[Records that describe figures]
-=-=-=-=-

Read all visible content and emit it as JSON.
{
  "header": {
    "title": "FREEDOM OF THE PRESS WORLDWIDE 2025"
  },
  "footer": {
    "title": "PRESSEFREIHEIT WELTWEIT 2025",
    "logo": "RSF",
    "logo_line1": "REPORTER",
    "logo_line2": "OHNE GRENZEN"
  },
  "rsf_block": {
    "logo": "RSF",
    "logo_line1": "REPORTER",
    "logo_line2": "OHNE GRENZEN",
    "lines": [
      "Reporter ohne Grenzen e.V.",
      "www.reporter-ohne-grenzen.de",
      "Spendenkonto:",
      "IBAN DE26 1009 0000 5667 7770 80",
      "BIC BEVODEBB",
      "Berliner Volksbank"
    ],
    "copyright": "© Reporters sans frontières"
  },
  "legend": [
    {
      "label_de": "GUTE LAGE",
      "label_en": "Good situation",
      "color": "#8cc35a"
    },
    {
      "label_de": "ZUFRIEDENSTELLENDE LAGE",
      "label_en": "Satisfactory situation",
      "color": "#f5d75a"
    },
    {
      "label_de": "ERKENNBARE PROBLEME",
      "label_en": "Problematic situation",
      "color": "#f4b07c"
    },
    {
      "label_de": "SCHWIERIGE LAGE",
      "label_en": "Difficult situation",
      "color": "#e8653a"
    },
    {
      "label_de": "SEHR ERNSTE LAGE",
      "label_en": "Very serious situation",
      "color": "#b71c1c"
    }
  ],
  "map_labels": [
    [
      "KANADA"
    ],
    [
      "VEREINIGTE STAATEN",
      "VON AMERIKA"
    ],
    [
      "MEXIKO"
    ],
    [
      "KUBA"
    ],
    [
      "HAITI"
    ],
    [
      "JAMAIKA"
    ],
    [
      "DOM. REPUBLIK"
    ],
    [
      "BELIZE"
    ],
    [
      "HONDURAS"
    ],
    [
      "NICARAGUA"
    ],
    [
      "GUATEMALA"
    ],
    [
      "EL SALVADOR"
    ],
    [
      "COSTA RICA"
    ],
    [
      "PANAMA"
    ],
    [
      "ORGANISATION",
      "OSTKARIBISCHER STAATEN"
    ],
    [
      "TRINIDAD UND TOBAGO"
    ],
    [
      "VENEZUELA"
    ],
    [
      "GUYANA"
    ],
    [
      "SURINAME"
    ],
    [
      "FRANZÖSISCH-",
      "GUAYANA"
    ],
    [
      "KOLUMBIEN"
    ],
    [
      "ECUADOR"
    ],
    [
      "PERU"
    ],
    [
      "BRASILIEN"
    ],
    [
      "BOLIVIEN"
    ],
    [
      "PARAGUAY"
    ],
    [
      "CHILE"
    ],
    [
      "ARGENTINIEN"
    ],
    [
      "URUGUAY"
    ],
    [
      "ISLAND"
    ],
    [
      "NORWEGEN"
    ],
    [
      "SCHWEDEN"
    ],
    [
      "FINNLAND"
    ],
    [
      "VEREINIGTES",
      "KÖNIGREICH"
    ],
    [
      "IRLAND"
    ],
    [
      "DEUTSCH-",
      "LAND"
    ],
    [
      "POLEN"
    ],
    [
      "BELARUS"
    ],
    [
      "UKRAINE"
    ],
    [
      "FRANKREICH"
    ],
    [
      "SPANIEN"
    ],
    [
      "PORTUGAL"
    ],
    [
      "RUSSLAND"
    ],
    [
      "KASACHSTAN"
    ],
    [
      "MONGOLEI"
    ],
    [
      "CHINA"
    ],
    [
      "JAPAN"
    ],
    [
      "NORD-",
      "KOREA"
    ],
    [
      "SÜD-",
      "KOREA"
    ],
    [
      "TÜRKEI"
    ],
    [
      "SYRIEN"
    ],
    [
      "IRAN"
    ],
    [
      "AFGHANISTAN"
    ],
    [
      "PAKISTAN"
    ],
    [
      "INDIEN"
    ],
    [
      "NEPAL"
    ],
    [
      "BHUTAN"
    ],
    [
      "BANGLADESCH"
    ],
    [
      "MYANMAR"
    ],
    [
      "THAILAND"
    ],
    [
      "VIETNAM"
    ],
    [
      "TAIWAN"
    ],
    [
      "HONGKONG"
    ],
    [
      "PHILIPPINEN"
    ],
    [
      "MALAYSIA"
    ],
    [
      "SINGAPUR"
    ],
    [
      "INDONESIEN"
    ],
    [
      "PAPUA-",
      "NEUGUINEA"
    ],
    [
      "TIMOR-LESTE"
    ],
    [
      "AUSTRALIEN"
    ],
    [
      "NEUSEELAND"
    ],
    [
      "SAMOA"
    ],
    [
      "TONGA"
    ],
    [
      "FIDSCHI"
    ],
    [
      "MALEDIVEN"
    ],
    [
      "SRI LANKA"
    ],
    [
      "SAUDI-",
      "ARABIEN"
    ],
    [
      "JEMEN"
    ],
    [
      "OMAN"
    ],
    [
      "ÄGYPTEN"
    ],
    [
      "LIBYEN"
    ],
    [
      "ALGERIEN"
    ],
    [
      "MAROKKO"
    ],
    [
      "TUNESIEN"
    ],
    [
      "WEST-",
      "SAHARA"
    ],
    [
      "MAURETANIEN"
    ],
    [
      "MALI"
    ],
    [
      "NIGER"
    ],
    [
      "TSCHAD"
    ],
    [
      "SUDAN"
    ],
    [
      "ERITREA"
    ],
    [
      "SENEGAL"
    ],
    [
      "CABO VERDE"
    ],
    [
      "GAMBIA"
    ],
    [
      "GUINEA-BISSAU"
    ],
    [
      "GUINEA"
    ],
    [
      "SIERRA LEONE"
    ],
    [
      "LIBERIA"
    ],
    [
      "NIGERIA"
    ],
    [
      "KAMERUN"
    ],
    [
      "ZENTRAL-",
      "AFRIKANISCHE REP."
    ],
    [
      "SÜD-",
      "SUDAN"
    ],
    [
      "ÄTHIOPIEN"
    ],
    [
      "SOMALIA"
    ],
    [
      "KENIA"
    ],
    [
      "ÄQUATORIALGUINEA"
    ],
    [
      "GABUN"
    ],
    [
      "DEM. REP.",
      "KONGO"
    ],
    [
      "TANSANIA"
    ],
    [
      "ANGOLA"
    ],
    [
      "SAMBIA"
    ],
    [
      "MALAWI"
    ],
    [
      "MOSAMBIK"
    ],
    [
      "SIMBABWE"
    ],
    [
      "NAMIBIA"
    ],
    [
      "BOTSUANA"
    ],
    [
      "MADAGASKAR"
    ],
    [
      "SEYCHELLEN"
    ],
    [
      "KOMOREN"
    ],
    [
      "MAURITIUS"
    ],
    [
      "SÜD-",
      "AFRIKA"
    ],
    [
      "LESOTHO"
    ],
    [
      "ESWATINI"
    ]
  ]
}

-=-=-=-=-

TASK TO COMPLETE: For the data above, state how many lines contain "LAGE"; the number is the whole answer.

ANSWER TO THIS PROBLEM: 4